== YOUR TASK ==
Among the entries that follow, tally the lines with the string "лица". Give no more than the number.

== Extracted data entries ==
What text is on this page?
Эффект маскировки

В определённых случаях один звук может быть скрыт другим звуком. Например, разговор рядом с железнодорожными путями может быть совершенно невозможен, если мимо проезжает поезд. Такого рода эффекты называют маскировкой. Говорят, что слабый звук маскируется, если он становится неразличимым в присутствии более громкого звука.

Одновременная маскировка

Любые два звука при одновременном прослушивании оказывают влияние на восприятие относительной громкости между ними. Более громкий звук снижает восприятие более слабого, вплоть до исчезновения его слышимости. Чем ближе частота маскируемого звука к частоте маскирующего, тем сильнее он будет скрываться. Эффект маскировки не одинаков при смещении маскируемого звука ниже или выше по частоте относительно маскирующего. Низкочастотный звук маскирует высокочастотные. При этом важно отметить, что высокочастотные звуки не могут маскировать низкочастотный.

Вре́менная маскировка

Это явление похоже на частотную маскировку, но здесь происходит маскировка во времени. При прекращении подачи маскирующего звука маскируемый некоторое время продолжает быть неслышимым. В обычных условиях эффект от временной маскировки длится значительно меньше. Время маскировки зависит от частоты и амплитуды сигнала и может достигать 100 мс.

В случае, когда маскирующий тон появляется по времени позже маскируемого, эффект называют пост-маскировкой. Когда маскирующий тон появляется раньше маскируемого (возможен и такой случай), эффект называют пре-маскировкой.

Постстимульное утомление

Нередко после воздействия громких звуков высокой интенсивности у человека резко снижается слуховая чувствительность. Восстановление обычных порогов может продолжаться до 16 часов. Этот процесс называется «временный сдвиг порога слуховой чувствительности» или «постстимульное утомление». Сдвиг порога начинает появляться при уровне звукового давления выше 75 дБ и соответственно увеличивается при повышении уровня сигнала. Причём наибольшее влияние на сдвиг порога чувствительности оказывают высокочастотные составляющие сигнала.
--
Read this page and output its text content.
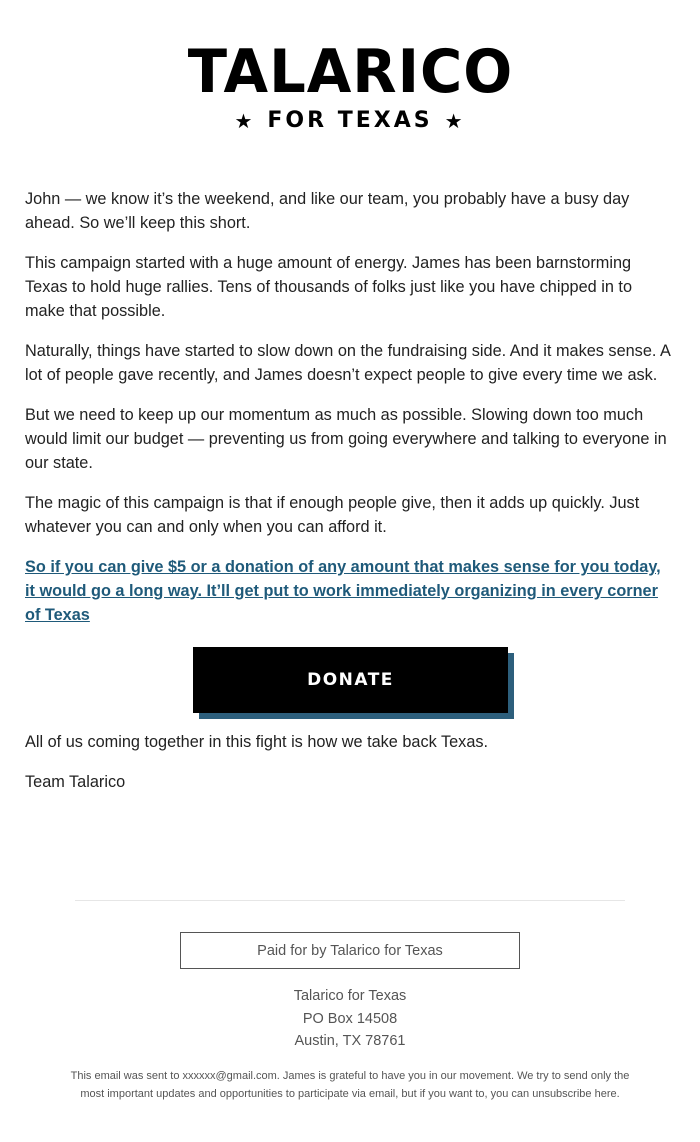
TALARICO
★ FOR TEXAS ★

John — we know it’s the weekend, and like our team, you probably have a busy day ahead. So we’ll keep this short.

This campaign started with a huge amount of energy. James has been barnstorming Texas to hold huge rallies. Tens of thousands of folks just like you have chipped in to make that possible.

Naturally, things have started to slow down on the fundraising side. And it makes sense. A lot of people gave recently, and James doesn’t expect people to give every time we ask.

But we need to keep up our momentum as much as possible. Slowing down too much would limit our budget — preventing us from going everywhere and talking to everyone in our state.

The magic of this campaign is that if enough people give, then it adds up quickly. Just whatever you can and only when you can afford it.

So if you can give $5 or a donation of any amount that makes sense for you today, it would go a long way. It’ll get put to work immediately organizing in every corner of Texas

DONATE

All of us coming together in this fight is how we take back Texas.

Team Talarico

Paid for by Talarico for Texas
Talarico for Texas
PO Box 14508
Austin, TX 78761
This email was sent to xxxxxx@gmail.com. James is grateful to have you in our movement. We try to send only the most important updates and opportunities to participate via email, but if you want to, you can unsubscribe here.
---
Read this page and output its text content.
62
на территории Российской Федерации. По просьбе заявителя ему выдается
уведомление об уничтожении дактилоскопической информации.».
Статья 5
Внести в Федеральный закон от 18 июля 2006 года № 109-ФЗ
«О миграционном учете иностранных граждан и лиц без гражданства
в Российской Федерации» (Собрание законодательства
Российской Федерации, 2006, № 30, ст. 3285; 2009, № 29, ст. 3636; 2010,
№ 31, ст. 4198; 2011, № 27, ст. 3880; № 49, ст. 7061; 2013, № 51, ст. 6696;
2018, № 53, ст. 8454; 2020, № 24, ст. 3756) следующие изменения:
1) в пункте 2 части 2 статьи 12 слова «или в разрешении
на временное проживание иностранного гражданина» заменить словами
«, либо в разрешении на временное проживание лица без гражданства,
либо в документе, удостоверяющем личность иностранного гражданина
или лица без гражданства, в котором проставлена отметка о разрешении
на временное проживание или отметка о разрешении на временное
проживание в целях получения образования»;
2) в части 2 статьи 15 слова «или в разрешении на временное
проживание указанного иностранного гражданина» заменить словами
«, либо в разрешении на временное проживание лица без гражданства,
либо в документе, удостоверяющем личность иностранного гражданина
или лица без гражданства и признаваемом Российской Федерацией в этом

== RESULT OF THIS TASK ==
4